* What you will do *
Return the count of lines that hold the string "this", with no other words.

* Entries supplied *
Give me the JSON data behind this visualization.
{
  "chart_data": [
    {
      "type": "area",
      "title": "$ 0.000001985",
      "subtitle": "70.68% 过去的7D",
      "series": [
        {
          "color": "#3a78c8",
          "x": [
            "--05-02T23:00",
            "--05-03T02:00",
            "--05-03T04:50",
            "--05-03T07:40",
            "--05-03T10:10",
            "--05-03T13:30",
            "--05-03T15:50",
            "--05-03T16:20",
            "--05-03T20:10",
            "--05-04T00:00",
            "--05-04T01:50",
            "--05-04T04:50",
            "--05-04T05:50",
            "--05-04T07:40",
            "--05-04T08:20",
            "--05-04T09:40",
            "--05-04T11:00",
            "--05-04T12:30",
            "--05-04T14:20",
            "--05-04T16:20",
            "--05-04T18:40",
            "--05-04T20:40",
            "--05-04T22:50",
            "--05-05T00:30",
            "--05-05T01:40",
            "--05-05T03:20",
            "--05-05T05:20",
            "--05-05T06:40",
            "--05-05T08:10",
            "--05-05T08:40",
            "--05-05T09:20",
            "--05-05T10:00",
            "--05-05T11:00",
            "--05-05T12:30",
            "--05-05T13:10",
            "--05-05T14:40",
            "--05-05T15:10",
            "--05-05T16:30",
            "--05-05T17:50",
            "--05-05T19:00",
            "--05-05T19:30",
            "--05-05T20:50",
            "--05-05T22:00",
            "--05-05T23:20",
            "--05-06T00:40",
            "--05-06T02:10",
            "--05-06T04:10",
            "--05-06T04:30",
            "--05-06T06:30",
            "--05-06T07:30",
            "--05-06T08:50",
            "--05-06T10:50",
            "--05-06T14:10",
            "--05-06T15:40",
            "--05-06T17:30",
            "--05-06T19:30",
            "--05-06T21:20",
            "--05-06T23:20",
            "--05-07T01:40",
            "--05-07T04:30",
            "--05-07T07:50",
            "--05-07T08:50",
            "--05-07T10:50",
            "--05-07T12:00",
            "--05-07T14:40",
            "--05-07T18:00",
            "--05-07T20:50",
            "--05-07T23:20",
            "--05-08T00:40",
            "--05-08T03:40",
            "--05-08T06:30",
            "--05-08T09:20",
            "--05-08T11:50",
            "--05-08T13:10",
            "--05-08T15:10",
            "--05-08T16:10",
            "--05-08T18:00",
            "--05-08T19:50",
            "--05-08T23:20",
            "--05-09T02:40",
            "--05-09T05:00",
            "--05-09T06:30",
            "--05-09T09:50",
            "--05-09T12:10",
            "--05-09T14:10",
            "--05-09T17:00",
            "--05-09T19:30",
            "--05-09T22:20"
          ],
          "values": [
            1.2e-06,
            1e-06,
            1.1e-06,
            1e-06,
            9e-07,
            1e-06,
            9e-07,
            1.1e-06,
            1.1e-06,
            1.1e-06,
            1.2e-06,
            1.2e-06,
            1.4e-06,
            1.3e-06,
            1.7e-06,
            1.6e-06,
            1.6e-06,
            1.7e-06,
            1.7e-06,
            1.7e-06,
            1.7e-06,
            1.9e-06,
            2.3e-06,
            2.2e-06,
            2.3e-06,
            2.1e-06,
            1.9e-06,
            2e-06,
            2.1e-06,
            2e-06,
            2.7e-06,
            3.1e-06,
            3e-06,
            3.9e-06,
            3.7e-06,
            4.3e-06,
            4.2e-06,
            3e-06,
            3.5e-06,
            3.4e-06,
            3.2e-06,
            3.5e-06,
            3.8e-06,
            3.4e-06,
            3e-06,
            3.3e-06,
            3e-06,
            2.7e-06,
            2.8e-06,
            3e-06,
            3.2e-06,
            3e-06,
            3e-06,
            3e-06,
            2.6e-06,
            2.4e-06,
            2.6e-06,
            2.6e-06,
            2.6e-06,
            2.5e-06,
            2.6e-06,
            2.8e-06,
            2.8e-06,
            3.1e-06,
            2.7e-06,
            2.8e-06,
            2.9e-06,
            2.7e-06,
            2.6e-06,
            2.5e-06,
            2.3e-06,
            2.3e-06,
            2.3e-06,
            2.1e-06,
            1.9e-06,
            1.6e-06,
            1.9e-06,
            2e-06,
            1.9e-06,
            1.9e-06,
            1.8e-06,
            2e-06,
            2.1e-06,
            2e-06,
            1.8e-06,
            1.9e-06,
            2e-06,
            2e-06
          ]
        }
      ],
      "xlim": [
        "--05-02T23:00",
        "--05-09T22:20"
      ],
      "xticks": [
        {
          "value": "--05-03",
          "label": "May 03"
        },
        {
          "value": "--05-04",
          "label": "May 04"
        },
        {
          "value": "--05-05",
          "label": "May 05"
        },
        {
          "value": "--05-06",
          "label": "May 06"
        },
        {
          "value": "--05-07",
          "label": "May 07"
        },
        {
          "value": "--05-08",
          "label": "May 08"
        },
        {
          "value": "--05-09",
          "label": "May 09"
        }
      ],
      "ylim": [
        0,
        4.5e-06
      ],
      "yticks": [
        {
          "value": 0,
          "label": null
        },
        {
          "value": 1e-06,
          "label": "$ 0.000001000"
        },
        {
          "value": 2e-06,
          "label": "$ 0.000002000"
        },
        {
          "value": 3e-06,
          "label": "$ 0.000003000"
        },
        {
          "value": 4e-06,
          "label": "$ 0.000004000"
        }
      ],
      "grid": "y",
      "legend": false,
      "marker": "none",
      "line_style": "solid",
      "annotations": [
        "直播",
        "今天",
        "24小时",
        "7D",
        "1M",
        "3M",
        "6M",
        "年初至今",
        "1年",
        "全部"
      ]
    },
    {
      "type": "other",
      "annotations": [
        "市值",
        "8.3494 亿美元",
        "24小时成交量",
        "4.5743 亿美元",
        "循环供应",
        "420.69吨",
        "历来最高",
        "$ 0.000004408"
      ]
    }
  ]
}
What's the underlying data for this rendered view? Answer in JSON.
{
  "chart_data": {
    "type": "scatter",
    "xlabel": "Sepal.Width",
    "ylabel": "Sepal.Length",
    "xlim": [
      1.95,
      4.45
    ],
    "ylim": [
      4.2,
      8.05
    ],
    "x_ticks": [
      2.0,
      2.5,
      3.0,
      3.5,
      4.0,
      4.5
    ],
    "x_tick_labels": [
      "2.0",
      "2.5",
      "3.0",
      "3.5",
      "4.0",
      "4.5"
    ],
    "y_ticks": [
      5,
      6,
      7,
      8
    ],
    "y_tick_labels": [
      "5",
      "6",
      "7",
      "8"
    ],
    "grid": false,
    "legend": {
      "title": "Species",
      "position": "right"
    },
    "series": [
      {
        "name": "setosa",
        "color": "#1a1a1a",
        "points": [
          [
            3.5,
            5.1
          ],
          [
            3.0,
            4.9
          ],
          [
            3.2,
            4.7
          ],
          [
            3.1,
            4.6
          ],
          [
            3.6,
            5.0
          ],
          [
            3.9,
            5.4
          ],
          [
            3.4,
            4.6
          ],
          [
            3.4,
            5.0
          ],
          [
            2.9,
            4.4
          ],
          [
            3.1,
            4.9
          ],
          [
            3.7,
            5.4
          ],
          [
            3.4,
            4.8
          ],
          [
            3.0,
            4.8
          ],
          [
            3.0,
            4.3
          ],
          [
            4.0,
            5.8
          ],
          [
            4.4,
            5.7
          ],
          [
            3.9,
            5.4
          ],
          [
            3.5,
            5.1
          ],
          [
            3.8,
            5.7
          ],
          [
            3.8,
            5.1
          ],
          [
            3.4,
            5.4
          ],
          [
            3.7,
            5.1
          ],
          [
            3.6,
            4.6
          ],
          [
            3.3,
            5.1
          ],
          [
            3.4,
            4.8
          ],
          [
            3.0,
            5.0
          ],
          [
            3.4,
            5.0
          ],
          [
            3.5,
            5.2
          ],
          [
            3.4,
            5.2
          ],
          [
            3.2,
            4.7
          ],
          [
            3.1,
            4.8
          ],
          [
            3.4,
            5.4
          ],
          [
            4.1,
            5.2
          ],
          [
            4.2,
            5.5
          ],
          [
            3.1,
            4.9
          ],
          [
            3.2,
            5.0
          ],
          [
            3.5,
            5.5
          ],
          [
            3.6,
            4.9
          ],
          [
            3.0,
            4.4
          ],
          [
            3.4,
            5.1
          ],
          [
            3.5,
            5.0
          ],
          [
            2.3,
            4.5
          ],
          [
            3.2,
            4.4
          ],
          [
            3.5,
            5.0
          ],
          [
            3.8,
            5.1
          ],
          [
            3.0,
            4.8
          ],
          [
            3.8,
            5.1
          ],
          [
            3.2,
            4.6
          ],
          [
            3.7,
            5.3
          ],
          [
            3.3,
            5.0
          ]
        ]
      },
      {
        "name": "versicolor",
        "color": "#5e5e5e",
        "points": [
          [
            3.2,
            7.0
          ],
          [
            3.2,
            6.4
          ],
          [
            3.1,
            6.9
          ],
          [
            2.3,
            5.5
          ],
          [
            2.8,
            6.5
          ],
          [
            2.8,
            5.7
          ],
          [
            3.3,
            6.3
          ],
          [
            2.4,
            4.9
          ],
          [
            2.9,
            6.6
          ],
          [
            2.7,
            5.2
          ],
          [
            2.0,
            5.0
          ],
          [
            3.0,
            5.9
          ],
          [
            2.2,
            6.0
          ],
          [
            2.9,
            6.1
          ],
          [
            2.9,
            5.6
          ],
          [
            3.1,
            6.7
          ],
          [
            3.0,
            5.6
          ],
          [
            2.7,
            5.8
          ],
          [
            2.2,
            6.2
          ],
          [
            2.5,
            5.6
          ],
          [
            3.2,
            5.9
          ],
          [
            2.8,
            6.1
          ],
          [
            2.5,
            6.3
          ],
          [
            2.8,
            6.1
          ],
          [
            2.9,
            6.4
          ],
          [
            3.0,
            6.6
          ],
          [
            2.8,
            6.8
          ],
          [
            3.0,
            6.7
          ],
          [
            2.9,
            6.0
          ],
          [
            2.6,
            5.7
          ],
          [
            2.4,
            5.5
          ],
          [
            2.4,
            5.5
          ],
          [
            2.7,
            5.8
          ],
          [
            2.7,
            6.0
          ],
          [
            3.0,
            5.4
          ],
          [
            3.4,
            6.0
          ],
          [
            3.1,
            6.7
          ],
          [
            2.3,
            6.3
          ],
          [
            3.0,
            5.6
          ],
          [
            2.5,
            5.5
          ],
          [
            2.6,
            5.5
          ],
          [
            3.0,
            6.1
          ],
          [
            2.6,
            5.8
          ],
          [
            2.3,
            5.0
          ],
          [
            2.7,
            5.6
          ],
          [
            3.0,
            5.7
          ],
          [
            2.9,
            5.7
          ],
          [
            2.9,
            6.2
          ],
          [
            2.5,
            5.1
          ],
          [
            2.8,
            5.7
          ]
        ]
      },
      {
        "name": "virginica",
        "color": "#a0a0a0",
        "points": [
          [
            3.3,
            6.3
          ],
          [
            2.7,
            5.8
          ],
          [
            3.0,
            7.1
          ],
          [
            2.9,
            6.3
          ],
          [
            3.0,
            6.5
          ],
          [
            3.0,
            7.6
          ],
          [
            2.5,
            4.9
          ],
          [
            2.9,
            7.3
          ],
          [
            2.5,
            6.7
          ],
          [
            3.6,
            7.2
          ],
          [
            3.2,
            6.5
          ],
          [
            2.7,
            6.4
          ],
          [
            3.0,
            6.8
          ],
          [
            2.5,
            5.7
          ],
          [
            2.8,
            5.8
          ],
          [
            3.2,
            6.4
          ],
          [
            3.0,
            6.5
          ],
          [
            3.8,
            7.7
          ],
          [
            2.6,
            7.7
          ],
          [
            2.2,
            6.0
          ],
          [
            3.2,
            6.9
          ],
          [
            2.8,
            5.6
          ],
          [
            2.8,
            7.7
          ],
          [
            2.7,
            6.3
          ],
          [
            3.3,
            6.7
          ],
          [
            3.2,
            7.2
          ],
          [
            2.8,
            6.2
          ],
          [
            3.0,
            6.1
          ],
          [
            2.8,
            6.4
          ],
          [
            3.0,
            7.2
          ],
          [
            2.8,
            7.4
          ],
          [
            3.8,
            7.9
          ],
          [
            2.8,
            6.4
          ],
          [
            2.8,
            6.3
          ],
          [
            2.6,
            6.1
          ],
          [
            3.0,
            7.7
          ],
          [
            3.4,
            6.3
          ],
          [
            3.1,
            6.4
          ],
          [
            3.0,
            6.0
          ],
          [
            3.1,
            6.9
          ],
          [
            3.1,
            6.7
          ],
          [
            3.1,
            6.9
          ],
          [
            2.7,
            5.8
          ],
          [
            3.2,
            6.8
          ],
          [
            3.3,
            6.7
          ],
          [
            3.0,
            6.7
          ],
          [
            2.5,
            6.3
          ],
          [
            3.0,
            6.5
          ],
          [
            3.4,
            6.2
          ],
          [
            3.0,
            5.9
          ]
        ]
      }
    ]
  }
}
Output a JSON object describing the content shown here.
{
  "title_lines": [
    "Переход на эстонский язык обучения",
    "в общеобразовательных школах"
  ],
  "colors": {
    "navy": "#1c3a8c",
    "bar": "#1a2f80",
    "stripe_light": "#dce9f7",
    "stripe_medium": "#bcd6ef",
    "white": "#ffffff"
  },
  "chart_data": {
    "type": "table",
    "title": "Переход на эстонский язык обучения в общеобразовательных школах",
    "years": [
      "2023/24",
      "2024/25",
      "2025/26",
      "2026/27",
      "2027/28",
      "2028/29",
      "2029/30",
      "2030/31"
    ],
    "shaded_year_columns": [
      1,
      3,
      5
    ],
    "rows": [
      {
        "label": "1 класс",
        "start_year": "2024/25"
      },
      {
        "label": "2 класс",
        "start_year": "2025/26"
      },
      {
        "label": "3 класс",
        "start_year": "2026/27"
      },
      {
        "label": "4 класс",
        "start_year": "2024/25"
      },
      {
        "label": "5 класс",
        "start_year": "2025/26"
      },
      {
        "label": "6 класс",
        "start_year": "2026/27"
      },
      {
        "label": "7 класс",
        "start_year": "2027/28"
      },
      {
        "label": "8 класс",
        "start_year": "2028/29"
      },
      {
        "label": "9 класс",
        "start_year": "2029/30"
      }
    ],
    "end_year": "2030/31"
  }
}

* Complete output *
2